### GIVEN DATA:
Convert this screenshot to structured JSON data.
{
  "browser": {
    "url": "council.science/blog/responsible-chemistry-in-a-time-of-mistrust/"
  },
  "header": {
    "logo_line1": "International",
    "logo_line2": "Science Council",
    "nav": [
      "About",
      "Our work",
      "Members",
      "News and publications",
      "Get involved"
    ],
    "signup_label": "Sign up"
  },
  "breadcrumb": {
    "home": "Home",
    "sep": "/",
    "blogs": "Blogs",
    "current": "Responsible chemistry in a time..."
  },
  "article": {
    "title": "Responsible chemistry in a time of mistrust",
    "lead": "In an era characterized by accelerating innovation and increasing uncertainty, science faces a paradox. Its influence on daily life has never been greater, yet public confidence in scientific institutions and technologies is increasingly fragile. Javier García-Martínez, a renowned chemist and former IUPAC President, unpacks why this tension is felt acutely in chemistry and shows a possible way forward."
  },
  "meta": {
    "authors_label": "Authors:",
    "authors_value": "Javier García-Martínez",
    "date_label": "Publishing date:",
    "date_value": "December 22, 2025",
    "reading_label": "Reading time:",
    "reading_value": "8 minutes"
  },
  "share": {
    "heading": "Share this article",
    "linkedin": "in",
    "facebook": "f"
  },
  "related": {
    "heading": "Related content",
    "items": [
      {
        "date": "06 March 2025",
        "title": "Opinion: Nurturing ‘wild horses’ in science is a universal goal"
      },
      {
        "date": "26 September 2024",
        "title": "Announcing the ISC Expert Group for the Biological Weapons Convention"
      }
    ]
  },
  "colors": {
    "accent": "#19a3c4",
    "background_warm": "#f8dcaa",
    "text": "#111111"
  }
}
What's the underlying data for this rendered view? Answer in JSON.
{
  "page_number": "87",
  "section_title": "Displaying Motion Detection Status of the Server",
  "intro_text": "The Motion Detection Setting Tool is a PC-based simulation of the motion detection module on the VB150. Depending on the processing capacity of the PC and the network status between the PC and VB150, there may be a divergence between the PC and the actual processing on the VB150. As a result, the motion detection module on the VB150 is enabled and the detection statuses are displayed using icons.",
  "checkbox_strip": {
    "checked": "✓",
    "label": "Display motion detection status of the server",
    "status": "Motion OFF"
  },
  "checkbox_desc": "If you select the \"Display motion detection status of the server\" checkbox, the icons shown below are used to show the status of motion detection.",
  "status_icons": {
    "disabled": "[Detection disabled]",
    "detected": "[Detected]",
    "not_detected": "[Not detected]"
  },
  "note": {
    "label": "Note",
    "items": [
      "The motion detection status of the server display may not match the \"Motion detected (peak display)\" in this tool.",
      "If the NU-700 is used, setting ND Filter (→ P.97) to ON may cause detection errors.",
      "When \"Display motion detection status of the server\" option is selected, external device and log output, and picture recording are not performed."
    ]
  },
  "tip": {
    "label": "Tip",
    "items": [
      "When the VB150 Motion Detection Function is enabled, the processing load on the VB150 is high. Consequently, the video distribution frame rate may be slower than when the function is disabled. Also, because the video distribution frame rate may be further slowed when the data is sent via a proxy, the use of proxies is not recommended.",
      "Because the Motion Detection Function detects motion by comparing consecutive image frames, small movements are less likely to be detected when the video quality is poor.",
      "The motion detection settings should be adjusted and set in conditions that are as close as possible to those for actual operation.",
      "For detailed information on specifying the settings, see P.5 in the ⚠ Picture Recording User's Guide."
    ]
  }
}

### EXERCISE OBJECTIVE:
Each entry above needs to be retyped exactly.

### TASK OUTPUT:
Convert this screenshot to structured JSON data.
{
  "browser": {
    "url": "council.science/blog/responsible-chemistry-in-a-time-of-mistrust/"
  },
  "header": {
    "logo_line1": "International",
    "logo_line2": "Science Council",
    "nav": [
      "About",
      "Our work",
      "Members",
      "News and publications",
      "Get involved"
    ],
    "signup_label": "Sign up"
  },
  "breadcrumb": {
    "home": "Home",
    "sep": "/",
    "blogs": "Blogs",
    "current": "Responsible chemistry in a time..."
  },
  "article": {
    "title": "Responsible chemistry in a time of mistrust",
    "lead": "In an era characterized by accelerating innovation and increasing uncertainty, science faces a paradox. Its influence on daily life has never been greater, yet public confidence in scientific institutions and technologies is increasingly fragile. Javier García-Martínez, a renowned chemist and former IUPAC President, unpacks why this tension is felt acutely in chemistry and shows a possible way forward."
  },
  "meta": {
    "authors_label": "Authors:",
    "authors_value": "Javier García-Martínez",
    "date_label": "Publishing date:",
    "date_value": "December 22, 2025",
    "reading_label": "Reading time:",
    "reading_value": "8 minutes"
  },
  "share": {
    "heading": "Share this article",
    "linkedin": "in",
    "facebook": "f"
  },
  "related": {
    "heading": "Related content",
    "items": [
      {
        "date": "06 March 2025",
        "title": "Opinion: Nurturing ‘wild horses’ in science is a universal goal"
      },
      {
        "date": "26 September 2024",
        "title": "Announcing the ISC Expert Group for the Biological Weapons Convention"
      }
    ]
  },
  "colors": {
    "accent": "#19a3c4",
    "background_warm": "#f8dcaa",
    "text": "#111111"
  }
}
What's the underlying data for this rendered view? Answer in JSON.
{
  "page_number": "87",
  "section_title": "Displaying Motion Detection Status of the Server",
  "intro_text": "The Motion Detection Setting Tool is a PC-based simulation of the motion detection module on the VB150. Depending on the processing capacity of the PC and the network status between the PC and VB150, there may be a divergence between the PC and the actual processing on the VB150. As a result, the motion detection module on the VB150 is enabled and the detection statuses are displayed using icons.",
  "checkbox_strip": {
    "checked": "✓",
    "label": "Display motion detection status of the server",
    "status": "Motion OFF"
  },
  "checkbox_desc": "If you select the \"Display motion detection status of the server\" checkbox, the icons shown below are used to show the status of motion detection.",
  "status_icons": {
    "disabled": "[Detection disabled]",
    "detected": "[Detected]",
    "not_detected": "[Not detected]"
  },
  "note": {
    "label": "Note",
    "items": [
      "The motion detection status of the server display may not match the \"Motion detected (peak display)\" in this tool.",
      "If the NU-700 is used, setting ND Filter (→ P.97) to ON may cause detection errors.",
      "When \"Display motion detection status of the server\" option is selected, external device and log output, and picture recording are not performed."
    ]
  },
  "tip": {
    "label": "Tip",
    "items": [
      "When the VB150 Motion Detection Function is enabled, the processing load on the VB150 is high. Consequently, the video distribution frame rate may be slower than when the function is disabled. Also, because the video distribution frame rate may be further slowed when the data is sent via a proxy, the use of proxies is not recommended.",
      "Because the Motion Detection Function detects motion by comparing consecutive image frames, small movements are less likely to be detected when the video quality is poor.",
      "The motion detection settings should be adjusted and set in conditions that are as close as possible to those for actual operation.",
      "For detailed information on specifying the settings, see P.5 in the ⚠ Picture Recording User's Guide."
    ]
  }
}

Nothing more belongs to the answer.